◆ Stated exercise ◆
Output the entries word for word. Omit images.

>> START

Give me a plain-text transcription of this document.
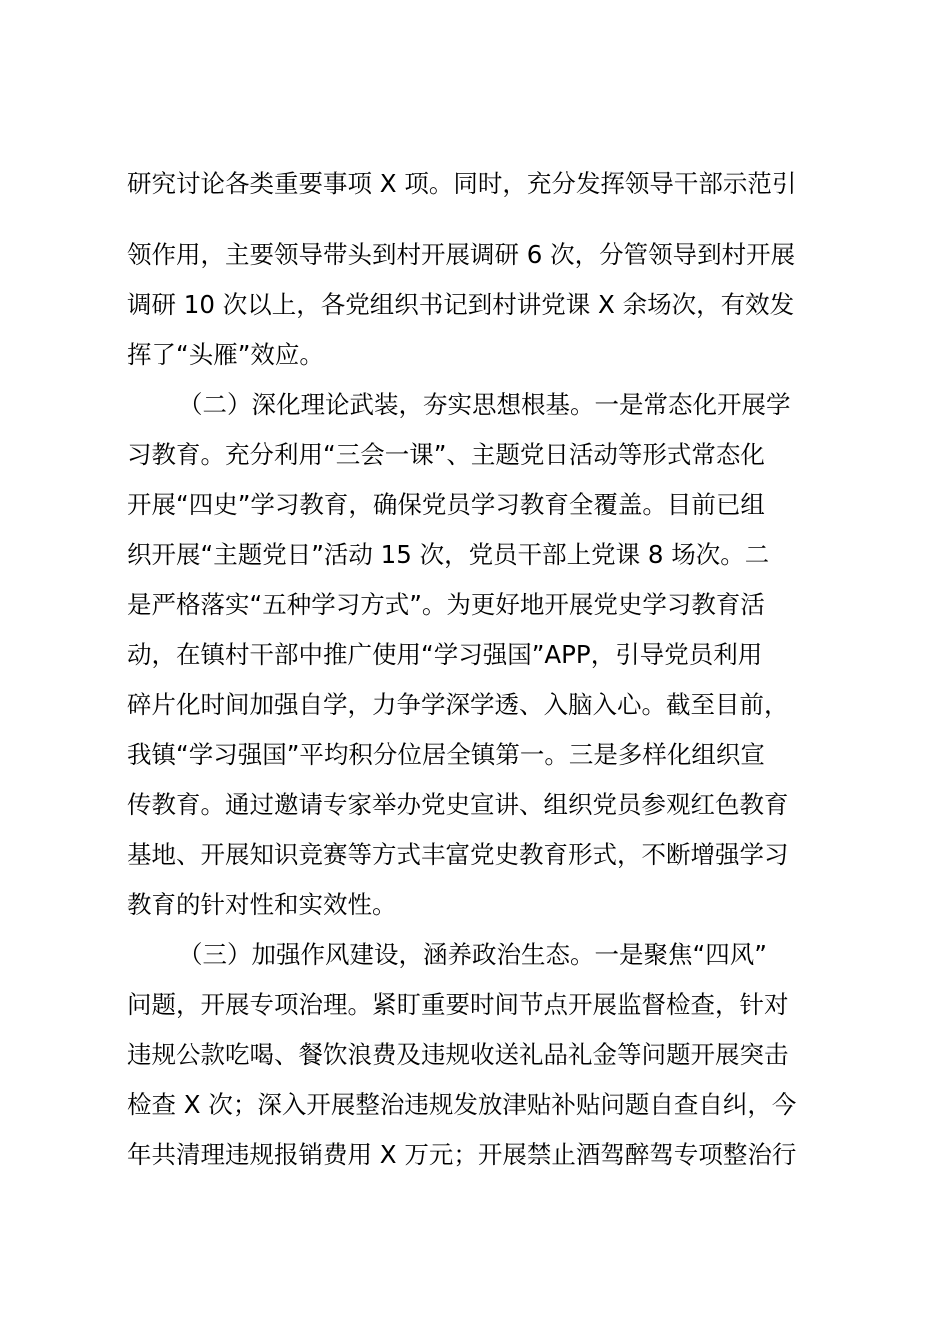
研究讨论各类重要事项 X 项。同时，充分发挥领导干部示范引
领作用，主要领导带头到村开展调研 6 次，分管领导到村开展
调研 10 次以上，各党组织书记到村讲党课 X 余场次，有效发
挥了“头雁”效应。
（二）深化理论武装，夯实思想根基。一是常态化开展学
习教育。充分利用“三会一课”、主题党日活动等形式常态化
开展“四史”学习教育，确保党员学习教育全覆盖。目前已组
织开展“主题党日”活动 15 次，党员干部上党课 8 场次。二
是严格落实“五种学习方式”。为更好地开展党史学习教育活
动，在镇村干部中推广使用“学习强国”APP，引导党员利用
碎片化时间加强自学，力争学深学透、入脑入心。截至目前，
我镇“学习强国”平均积分位居全镇第一。三是多样化组织宣
传教育。通过邀请专家举办党史宣讲、组织党员参观红色教育
基地、开展知识竞赛等方式丰富党史教育形式，不断增强学习
教育的针对性和实效性。
（三）加强作风建设，涵养政治生态。一是聚焦“四风”
问题，开展专项治理。紧盯重要时间节点开展监督检查，针对
违规公款吃喝、餐饮浪费及违规收送礼品礼金等问题开展突击
检查 X 次；深入开展整治违规发放津贴补贴问题自查自纠，今
年共清理违规报销费用 X 万元；开展禁止酒驾醉驾专项整治行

>> END

◆ Output of the exercise ◆
Give me a plain-text transcription of this document.
研究讨论各类重要事项 X 项。同时，充分发挥领导干部示范引
领作用，主要领导带头到村开展调研 6 次，分管领导到村开展
调研 10 次以上，各党组织书记到村讲党课 X 余场次，有效发
挥了“头雁”效应。
（二）深化理论武装，夯实思想根基。一是常态化开展学
习教育。充分利用“三会一课”、主题党日活动等形式常态化
开展“四史”学习教育，确保党员学习教育全覆盖。目前已组
织开展“主题党日”活动 15 次，党员干部上党课 8 场次。二
是严格落实“五种学习方式”。为更好地开展党史学习教育活
动，在镇村干部中推广使用“学习强国”APP，引导党员利用
碎片化时间加强自学，力争学深学透、入脑入心。截至目前，
我镇“学习强国”平均积分位居全镇第一。三是多样化组织宣
传教育。通过邀请专家举办党史宣讲、组织党员参观红色教育
基地、开展知识竞赛等方式丰富党史教育形式，不断增强学习
教育的针对性和实效性。
（三）加强作风建设，涵养政治生态。一是聚焦“四风”
问题，开展专项治理。紧盯重要时间节点开展监督检查，针对
违规公款吃喝、餐饮浪费及违规收送礼品礼金等问题开展突击
检查 X 次；深入开展整治违规发放津贴补贴问题自查自纠，今
年共清理违规报销费用 X 万元；开展禁止酒驾醉驾专项整治行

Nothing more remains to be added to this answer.